> **Work instructions**
Collect each line of the entries that holds the string "START".

══ Records shown

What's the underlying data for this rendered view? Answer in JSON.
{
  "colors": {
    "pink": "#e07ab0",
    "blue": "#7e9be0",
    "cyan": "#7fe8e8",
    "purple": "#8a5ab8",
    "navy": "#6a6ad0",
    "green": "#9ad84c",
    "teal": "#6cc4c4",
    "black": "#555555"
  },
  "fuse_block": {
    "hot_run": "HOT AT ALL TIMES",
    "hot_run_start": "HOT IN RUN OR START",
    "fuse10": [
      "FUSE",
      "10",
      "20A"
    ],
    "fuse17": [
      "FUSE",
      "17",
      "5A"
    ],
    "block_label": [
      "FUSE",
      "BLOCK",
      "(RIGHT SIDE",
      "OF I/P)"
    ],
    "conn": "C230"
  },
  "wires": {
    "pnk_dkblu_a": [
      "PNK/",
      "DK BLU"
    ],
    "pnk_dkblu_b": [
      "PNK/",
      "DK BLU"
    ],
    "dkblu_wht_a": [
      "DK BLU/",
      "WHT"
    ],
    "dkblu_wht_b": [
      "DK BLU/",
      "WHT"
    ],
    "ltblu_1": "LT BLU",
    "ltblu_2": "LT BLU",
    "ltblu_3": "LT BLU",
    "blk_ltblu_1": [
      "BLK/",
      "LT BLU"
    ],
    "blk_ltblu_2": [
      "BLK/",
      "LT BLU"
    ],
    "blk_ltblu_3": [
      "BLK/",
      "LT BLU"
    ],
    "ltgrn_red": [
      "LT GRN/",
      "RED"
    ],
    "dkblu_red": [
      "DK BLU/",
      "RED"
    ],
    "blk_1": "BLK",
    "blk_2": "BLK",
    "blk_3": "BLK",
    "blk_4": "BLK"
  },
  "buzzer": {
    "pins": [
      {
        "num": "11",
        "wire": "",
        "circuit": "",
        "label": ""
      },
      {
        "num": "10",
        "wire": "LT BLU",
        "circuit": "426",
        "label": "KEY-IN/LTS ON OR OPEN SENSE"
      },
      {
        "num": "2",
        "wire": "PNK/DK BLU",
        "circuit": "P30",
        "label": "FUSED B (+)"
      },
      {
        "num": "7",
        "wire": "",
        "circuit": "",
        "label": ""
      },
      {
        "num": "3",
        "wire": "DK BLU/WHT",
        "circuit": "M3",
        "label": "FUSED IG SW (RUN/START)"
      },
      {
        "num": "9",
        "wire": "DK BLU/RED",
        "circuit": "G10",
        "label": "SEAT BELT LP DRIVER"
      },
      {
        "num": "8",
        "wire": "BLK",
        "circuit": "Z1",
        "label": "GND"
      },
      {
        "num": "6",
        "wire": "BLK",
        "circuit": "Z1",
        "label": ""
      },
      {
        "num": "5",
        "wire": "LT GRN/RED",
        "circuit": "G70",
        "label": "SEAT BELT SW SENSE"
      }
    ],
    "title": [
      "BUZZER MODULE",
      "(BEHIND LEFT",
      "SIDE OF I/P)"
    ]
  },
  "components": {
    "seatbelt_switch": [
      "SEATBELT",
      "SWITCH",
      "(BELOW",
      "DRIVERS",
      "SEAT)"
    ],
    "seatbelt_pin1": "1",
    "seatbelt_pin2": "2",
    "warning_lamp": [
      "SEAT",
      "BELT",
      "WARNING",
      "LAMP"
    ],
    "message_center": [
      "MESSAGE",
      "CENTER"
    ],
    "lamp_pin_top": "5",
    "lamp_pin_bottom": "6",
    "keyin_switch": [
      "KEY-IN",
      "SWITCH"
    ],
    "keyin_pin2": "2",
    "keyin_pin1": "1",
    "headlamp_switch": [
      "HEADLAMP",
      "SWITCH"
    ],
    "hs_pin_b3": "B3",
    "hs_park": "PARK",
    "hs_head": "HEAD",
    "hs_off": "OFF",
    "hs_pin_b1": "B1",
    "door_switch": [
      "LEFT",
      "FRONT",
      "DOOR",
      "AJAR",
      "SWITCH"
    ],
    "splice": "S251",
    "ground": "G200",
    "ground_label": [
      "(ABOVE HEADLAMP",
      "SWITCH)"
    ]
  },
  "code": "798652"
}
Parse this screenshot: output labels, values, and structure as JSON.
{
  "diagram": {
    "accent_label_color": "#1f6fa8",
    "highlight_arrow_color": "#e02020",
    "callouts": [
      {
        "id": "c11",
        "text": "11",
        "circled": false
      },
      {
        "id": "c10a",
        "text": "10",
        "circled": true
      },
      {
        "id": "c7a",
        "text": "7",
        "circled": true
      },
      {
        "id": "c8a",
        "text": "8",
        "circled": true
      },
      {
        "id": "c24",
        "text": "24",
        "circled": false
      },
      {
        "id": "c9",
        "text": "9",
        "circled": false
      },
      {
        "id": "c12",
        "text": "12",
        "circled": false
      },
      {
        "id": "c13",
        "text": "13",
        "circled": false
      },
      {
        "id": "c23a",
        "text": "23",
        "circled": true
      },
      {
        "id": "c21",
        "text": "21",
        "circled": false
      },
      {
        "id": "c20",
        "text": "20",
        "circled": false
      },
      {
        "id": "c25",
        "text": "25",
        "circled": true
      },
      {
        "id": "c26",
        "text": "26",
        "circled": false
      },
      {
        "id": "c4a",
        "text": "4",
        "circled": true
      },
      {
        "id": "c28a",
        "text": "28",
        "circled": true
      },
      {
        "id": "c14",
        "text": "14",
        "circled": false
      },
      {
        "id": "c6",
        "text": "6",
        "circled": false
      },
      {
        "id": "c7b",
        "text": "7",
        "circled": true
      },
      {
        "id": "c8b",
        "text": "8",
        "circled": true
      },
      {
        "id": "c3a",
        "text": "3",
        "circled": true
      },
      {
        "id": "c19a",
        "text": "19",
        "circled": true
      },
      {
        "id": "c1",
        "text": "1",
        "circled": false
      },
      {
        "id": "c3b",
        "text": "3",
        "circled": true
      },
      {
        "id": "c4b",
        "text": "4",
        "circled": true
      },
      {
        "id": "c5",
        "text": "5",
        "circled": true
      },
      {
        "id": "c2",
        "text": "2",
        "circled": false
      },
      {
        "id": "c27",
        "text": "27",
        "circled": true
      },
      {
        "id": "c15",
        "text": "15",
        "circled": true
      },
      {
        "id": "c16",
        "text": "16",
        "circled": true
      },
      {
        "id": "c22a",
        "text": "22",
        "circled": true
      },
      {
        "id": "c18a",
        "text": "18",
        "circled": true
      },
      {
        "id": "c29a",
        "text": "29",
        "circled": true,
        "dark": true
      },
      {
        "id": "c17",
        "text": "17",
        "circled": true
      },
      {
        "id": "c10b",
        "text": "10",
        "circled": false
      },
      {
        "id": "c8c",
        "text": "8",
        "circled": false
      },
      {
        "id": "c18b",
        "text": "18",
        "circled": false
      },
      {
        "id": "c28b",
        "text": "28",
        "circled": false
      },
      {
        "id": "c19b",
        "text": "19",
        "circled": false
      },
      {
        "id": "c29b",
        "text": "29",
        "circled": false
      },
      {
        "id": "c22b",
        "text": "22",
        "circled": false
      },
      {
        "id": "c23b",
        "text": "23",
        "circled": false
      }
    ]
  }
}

════

> **Solution to the problem**
    "hot_run_start": "HOT IN RUN OR START",
        "label": "FUSED IG SW (RUN/START)"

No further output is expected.